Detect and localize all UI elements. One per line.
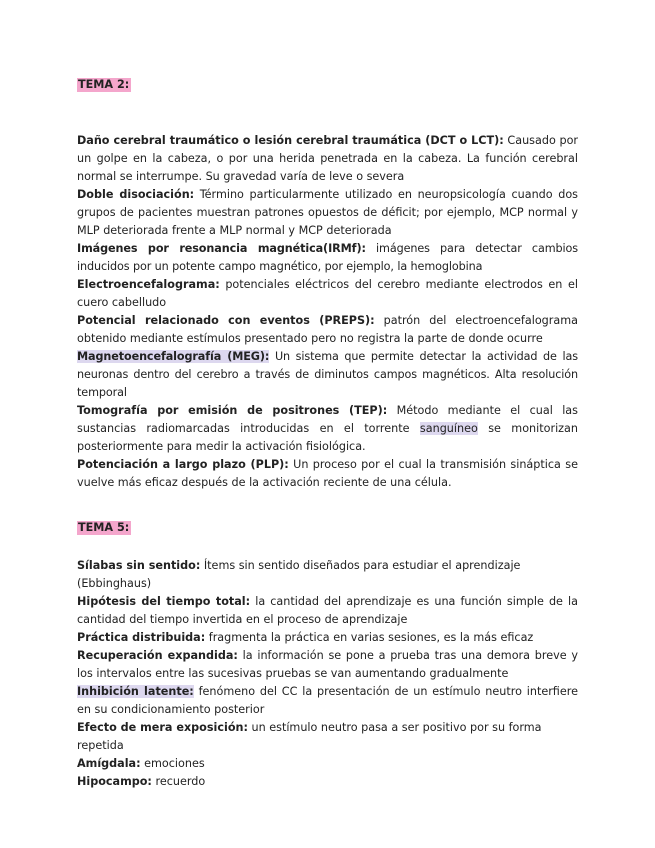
definition-text: Término particularmente utilizado en neuropsicología cuando dos grupos de pacientes muestran patrones opuestos de déficit; por ejemplo, MCP normal y MLP deteriorada frente a MLP normal y MCP deteriorada (77, 188, 578, 237)
definition-meg (77, 348, 578, 402)
definition-hipotesis-tiempo (77, 593, 578, 629)
definition-preps (77, 312, 578, 348)
term-label: Sílabas sin sentido: (77, 559, 201, 572)
definition-text: la cantidad del aprendizaje es una función simple de la cantidad del tiempo invertida en el proceso de aprendizaje (77, 595, 578, 626)
definition-text: Un sistema que permite detectar la actividad de las neuronas dentro del cerebro a través de diminutos campos magnéticos. Alta resolución temporal (77, 350, 578, 399)
term-label: Potenciación a largo plazo (PLP): (77, 458, 289, 471)
term-label: Doble disociación: (77, 188, 195, 201)
term-label: Hipocampo: (77, 775, 152, 788)
term-label: Hipótesis del tiempo total: (77, 595, 251, 608)
definition-hipocampo (77, 773, 578, 791)
section-tema-2 (77, 132, 578, 492)
term-label: Efecto de mera exposición: (77, 721, 248, 734)
definition-doble-disociacion (77, 186, 578, 240)
definition-electroencefalograma (77, 276, 578, 312)
definition-text: la información se pone a prueba tras una demora breve y los intervalos entre las sucesivas pruebas se van aumentando gradualmente (77, 649, 578, 680)
definition-text: Ítems sin sentido diseñados para estudiar el aprendizaje (Ebbinghaus) (77, 559, 521, 590)
definition-text: Causado por un golpe en la cabeza, o por una herida penetrada en la cabeza. La función cerebral normal se interrumpe. Su gravedad varía de leve o severa (77, 134, 579, 183)
definition-text: un estímulo neutro pasa a ser positivo por su forma repetida (77, 721, 542, 752)
definition-inhibicion-latente (77, 683, 578, 719)
term-label: Potencial relacionado con eventos (PREPS): (77, 314, 375, 327)
definition-text: potenciales eléctricos del cerebro mediante electrodos en el cuero cabelludo (77, 278, 578, 309)
section-tema-5 (77, 557, 578, 791)
term-label: Daño cerebral traumático o lesión cerebral traumática (DCT o LCT): (77, 134, 504, 147)
term-label: Electroencefalograma: (77, 278, 220, 291)
definition-text: Un proceso por el cual la transmisión sináptica se vuelve más eficaz después de la activación reciente de una célula. (77, 458, 578, 489)
definition-recuperacion-expandida (77, 647, 578, 683)
term-label: Inhibición latente: (77, 685, 194, 698)
term-label: Tomografía por emisión de positrones (TEP): (77, 404, 388, 417)
definition-text: imágenes para detectar cambios inducidos por un potente campo magnético, por ejemplo, la hemoglobina (77, 242, 578, 273)
definition-text: emociones (140, 757, 205, 770)
definition-irmf (77, 240, 578, 276)
section-heading-tema-5 (77, 519, 131, 537)
definition-tep (77, 402, 578, 456)
definition-plp (77, 456, 578, 492)
definition-dct (77, 132, 578, 186)
term-label: Práctica distribuida: (77, 631, 206, 644)
definition-text: se monitorizan posteriormente para medir la activación fisiológica. (77, 422, 578, 453)
definition-silabas (77, 557, 578, 593)
definition-text: Método mediante el cual las sustancias radiomarcadas introducidas en el torrente (77, 404, 578, 435)
definition-mera-exposicion (77, 719, 578, 755)
heading-highlight: TEMA 5: (78, 521, 130, 534)
definition-text: patrón del electroencefalograma obtenido mediante estímulos presentado pero no registra la parte de donde ocurre (77, 314, 578, 345)
heading-highlight: TEMA 2: (78, 78, 130, 91)
definition-text: recuerdo (151, 775, 206, 788)
term-label: Amígdala: (77, 757, 141, 770)
term-label: Recuperación expandida: (77, 649, 238, 662)
definition-practica-distribuida (77, 629, 578, 647)
highlighted-word: sanguíneo (419, 422, 478, 435)
term-label: Imágenes por resonancia magnética(IRMf): (77, 242, 366, 255)
definition-text: fenómeno del CC la presentación de un estímulo neutro interfiere en su condicionamiento posterior (77, 685, 578, 716)
term-label: Magnetoencefalografía (MEG): (77, 350, 270, 363)
definition-amigdala (77, 755, 578, 773)
section-heading-tema-2 (77, 76, 131, 94)
definition-text: fragmenta la práctica en varias sesiones, es la más eficaz (205, 631, 534, 644)
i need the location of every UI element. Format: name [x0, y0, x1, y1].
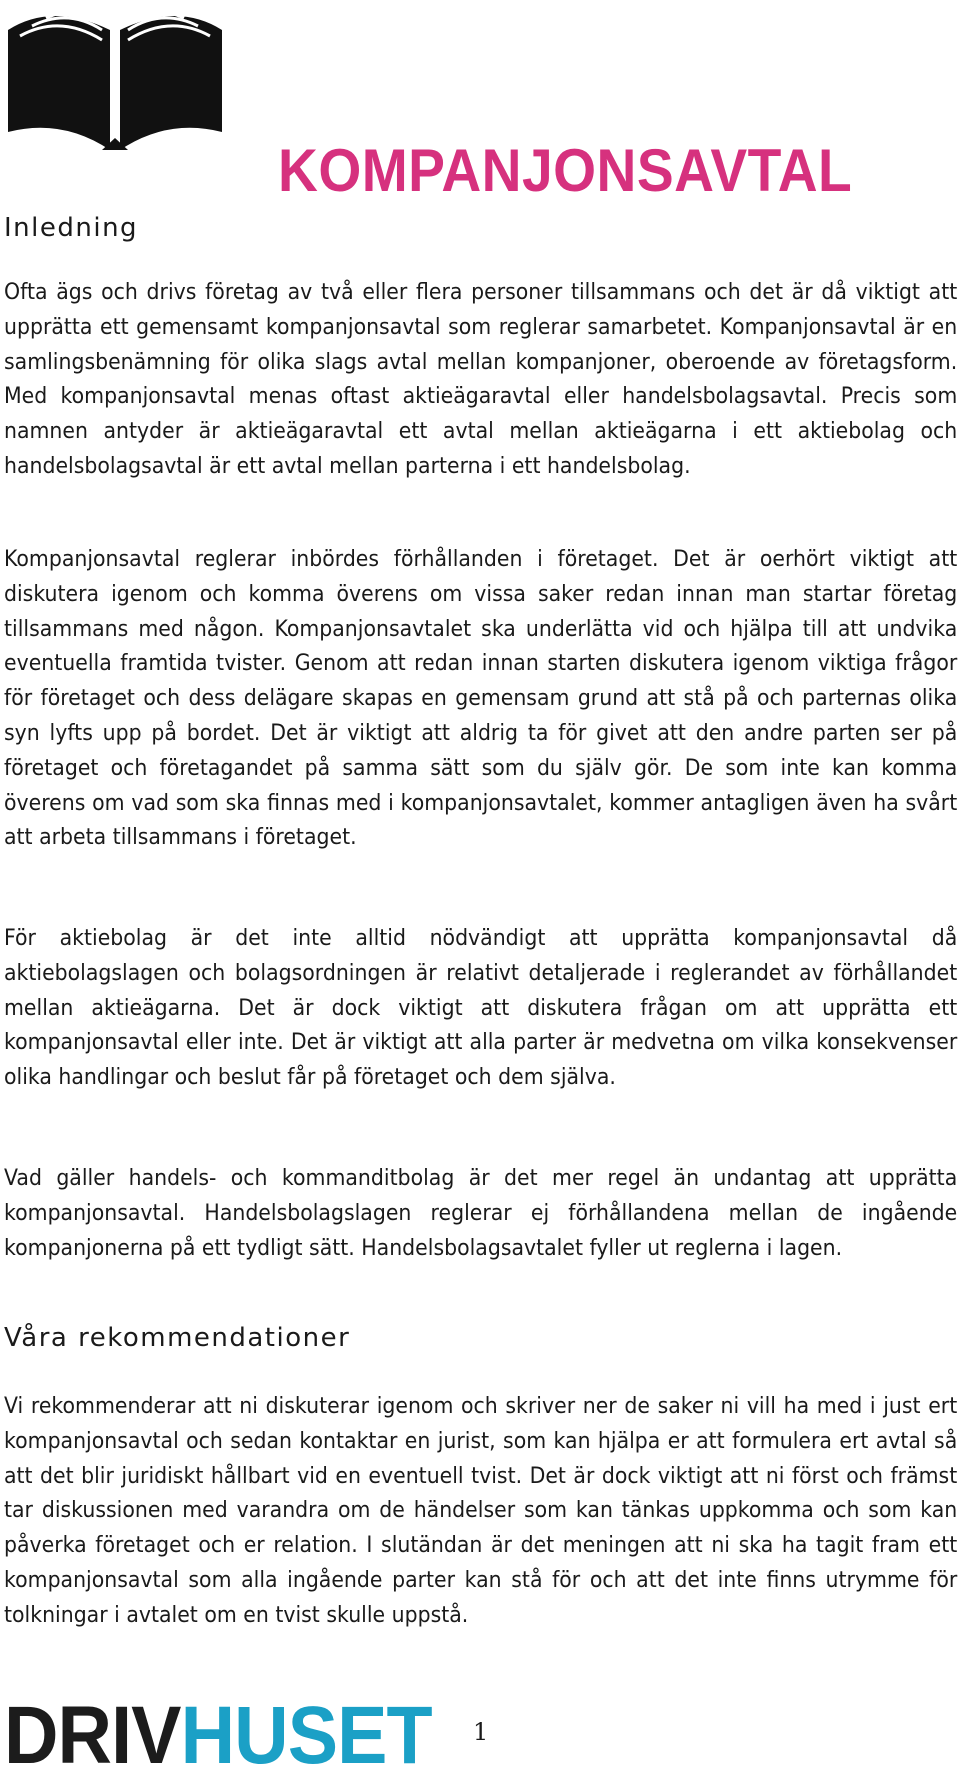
========================
In the records, how many lines hold the word "latente"? Answer with the number and no other words.

**Final answer:** 2